• Task objective: Isolate every line in the records below with "this" in it.

=-=-=

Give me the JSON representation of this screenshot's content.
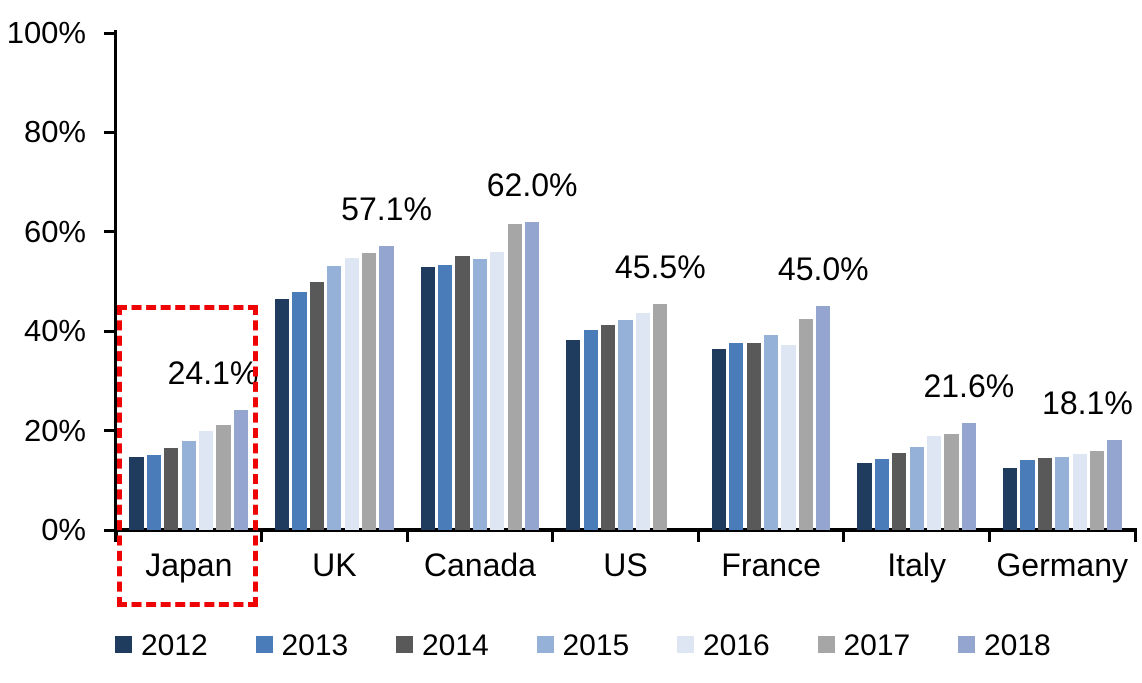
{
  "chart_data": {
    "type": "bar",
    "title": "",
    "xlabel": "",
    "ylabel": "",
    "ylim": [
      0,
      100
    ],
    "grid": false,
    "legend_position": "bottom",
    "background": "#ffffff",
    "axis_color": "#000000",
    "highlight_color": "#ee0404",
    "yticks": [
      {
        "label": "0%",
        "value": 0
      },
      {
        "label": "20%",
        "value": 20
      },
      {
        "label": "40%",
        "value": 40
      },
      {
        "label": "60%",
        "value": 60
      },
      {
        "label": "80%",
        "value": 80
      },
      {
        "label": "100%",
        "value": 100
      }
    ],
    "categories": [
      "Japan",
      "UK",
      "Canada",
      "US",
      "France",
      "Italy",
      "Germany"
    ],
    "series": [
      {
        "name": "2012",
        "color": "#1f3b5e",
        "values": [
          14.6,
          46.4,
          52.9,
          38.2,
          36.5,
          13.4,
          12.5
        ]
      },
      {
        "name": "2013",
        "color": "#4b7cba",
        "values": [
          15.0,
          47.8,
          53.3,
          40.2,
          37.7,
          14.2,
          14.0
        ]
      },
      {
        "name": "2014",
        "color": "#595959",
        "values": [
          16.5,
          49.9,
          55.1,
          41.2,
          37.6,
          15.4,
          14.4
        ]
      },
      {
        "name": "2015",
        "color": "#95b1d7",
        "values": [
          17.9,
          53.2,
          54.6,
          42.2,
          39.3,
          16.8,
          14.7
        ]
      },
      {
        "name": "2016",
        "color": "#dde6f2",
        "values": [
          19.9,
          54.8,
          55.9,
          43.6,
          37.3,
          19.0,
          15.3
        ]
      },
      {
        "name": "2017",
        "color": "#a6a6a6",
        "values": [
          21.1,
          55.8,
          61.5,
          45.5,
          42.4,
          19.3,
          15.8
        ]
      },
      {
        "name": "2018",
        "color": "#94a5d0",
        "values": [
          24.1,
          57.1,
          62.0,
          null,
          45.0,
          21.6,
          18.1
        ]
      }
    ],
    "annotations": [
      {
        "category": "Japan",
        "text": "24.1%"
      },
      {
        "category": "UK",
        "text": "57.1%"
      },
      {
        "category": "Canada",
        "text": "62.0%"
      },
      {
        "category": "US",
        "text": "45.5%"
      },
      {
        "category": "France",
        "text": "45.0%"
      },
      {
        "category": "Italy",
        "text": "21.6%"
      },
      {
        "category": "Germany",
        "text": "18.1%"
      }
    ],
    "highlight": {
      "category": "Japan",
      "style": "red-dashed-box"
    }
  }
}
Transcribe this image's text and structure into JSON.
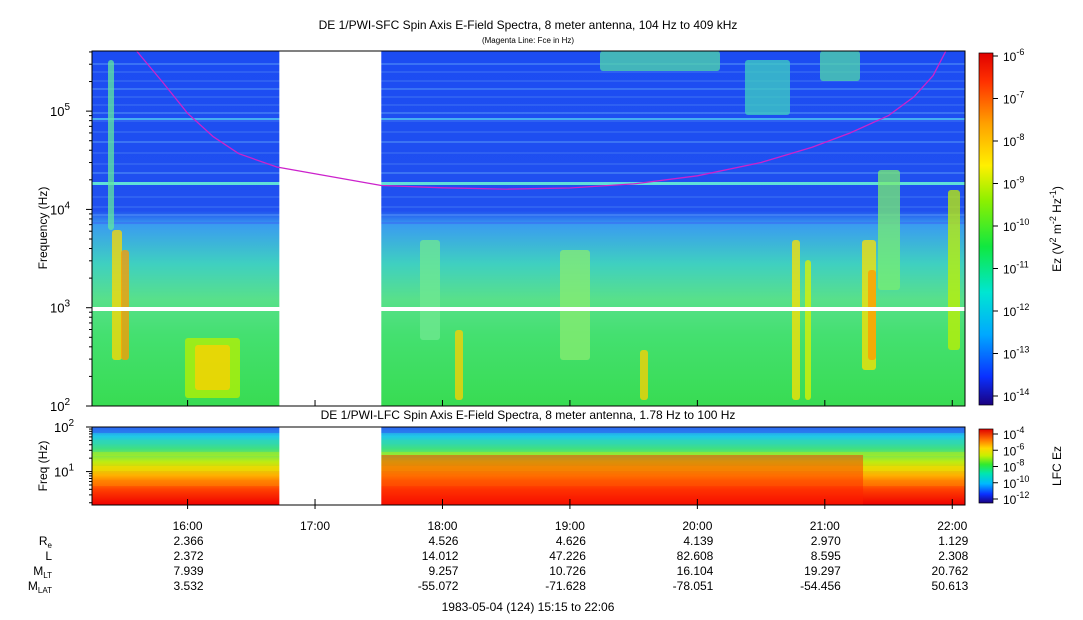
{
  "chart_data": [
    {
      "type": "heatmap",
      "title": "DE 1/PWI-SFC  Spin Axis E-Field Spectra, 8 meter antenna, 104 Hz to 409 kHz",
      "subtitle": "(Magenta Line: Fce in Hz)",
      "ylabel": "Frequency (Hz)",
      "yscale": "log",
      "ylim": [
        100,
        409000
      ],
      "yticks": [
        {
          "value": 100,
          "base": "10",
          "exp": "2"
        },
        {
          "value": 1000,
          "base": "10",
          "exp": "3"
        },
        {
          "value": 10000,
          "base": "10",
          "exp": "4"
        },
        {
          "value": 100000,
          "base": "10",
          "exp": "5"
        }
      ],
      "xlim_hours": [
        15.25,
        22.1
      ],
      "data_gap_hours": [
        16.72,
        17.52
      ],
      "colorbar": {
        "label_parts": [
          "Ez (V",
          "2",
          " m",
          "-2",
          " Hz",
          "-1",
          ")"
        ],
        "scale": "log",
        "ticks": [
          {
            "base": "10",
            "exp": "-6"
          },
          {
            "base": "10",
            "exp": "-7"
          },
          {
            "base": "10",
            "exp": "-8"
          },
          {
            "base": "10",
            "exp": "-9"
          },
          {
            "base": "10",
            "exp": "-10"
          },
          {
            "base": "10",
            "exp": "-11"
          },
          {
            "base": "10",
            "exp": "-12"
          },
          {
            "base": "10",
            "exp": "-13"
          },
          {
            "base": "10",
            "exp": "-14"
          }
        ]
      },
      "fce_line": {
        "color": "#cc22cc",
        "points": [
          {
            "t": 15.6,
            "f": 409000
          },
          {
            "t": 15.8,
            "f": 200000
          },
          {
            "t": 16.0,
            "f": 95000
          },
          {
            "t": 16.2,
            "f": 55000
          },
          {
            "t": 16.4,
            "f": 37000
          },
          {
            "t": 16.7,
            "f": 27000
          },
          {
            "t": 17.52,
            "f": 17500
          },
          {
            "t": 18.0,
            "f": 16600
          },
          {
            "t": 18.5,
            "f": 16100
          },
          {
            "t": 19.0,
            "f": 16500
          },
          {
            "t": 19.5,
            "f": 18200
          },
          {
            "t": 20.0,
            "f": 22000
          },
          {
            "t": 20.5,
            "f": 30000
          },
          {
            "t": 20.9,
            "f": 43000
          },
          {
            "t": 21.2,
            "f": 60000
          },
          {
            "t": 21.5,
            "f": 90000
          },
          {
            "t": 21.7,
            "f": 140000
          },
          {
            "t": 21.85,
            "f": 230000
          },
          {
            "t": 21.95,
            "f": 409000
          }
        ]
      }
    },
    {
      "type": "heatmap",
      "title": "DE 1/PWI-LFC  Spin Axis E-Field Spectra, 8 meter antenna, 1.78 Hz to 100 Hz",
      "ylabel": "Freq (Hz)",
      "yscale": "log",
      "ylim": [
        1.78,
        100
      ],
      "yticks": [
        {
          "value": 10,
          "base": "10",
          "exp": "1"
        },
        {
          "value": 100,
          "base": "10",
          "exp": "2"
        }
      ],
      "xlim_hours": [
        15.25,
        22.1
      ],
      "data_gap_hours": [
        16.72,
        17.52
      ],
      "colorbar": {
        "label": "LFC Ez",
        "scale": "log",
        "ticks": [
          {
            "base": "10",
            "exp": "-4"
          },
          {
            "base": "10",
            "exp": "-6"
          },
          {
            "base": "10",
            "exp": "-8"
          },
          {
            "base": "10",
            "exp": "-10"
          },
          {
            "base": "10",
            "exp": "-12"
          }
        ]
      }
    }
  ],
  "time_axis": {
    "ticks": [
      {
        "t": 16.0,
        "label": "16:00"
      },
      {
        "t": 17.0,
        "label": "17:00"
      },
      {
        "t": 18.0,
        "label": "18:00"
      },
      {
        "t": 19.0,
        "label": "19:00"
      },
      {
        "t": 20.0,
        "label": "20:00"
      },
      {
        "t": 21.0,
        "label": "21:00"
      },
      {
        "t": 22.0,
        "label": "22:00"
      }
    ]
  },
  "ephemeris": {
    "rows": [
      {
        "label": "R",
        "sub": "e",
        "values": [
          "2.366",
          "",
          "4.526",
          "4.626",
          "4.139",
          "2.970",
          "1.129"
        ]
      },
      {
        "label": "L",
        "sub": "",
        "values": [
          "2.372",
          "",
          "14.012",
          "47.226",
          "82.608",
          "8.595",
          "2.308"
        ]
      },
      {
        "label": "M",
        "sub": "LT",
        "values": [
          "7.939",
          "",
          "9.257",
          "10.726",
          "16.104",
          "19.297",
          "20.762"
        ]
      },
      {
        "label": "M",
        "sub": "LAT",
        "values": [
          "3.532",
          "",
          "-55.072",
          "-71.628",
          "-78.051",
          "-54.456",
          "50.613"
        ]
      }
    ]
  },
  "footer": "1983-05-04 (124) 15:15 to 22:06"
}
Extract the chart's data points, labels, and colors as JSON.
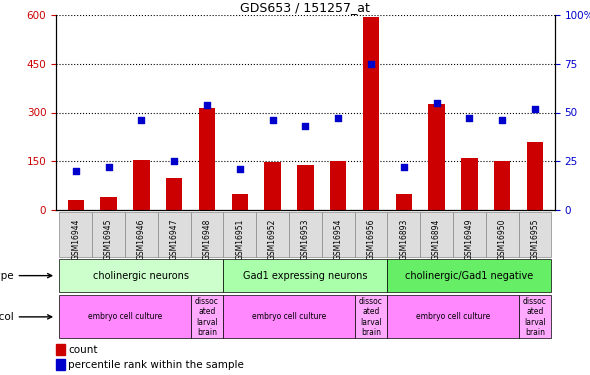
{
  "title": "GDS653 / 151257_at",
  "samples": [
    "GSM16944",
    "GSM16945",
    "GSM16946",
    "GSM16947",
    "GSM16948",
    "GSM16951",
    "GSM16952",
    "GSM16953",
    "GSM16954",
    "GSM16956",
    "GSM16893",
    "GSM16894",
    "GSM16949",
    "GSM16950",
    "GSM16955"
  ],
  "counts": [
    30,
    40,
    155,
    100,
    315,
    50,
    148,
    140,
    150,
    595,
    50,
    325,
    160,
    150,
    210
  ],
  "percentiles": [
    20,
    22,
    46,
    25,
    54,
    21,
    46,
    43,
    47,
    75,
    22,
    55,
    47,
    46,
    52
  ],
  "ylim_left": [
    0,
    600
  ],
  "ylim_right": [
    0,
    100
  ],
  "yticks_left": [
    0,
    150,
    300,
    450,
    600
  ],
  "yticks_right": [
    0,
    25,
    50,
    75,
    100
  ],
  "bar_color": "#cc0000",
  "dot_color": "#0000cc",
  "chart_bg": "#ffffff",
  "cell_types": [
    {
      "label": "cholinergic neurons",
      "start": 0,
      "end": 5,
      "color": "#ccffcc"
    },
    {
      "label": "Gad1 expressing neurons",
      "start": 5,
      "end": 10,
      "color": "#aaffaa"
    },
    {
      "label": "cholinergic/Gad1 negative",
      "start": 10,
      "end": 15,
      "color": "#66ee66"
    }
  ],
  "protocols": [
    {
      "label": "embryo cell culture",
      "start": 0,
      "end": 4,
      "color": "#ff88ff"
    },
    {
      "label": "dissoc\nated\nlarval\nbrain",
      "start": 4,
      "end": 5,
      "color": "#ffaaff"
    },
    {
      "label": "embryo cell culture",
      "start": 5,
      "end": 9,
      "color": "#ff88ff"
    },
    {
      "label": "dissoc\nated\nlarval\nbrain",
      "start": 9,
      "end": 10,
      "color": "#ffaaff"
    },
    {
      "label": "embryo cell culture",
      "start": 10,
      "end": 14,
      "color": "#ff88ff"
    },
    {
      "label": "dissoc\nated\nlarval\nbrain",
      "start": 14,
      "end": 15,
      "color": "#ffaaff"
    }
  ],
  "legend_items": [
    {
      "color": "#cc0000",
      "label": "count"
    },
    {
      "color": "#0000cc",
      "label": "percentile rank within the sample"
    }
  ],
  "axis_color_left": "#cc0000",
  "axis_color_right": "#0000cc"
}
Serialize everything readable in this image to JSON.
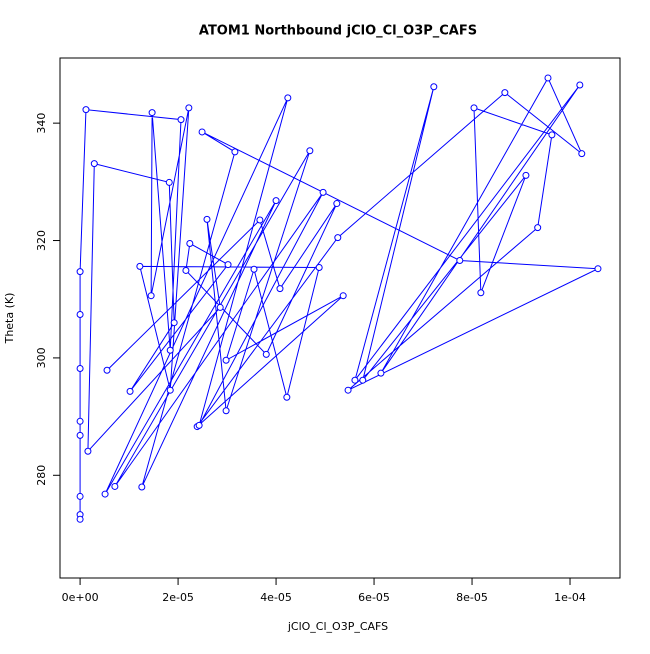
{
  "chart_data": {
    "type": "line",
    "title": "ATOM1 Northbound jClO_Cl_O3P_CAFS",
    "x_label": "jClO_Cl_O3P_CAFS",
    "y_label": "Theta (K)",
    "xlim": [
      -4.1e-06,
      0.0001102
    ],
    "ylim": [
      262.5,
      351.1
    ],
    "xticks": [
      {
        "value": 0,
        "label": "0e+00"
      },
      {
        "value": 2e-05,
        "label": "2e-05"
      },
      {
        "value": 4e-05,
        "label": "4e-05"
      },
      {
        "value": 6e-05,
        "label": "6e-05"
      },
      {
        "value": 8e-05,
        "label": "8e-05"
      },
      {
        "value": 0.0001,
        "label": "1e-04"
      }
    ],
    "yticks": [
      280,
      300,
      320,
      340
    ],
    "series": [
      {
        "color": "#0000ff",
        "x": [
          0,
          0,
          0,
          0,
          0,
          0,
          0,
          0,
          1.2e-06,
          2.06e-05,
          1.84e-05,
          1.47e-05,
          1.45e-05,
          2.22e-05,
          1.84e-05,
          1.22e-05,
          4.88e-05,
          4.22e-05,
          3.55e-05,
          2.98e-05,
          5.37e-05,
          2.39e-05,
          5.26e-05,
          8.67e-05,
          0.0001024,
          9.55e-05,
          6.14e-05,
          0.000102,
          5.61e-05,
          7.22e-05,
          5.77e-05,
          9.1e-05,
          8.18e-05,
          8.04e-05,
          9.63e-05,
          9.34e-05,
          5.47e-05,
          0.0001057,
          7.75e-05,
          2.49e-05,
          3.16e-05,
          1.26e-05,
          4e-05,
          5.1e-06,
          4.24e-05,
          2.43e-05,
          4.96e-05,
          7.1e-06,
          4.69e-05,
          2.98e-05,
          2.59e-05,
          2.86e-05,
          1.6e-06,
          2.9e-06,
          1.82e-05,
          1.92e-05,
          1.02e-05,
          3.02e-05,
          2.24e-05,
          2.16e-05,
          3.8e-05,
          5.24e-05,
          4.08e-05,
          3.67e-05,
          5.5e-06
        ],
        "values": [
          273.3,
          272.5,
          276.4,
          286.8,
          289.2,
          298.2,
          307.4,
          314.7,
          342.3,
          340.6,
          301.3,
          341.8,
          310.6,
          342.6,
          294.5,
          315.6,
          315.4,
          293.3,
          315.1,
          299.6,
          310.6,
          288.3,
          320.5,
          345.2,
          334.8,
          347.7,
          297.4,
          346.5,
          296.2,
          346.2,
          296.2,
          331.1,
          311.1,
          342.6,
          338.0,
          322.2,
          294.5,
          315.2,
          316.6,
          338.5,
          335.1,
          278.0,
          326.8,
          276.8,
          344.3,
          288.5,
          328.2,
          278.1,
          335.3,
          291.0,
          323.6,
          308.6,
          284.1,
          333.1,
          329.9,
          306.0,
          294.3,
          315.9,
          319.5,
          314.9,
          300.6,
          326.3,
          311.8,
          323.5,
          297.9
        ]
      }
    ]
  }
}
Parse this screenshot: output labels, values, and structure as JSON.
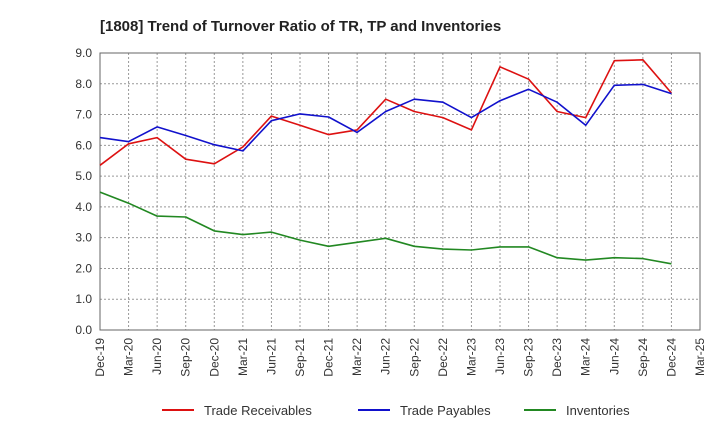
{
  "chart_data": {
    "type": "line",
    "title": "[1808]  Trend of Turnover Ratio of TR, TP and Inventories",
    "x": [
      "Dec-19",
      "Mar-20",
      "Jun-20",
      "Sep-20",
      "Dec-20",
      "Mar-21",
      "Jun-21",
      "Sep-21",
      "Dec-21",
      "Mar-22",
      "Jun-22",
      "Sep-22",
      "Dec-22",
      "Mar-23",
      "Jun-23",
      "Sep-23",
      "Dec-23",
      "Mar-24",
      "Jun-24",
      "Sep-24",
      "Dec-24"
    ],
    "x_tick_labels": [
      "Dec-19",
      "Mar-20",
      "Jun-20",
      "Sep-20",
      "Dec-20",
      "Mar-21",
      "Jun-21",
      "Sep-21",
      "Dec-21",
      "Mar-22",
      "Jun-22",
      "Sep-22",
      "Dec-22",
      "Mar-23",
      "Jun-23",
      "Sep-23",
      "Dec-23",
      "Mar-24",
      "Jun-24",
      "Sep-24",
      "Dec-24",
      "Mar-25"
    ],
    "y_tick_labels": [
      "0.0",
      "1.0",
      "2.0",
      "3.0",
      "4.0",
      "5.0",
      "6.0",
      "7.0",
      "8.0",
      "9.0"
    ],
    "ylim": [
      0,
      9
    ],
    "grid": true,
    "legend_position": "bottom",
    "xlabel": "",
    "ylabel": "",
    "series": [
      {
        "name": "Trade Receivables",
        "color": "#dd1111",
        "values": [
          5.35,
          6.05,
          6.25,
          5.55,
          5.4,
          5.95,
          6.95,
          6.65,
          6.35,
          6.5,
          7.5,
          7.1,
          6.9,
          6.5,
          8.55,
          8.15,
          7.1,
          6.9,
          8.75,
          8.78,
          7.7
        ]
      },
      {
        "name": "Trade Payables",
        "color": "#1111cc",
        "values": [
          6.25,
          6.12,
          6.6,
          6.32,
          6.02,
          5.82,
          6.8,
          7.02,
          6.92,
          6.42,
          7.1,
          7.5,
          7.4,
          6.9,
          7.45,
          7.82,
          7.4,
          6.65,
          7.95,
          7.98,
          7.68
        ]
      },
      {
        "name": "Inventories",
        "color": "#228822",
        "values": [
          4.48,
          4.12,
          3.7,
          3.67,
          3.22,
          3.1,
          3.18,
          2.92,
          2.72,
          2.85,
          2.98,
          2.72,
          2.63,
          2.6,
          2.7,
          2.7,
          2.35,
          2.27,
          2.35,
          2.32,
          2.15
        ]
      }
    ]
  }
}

=-=-=

• Finished exercise:
Give me the JSON representation of this screenshot's content.
Transcribe this image's text and structure into JSON.
Serialize everything readable in this image to JSON.
Parse this screenshot: output labels, values, and structure as JSON.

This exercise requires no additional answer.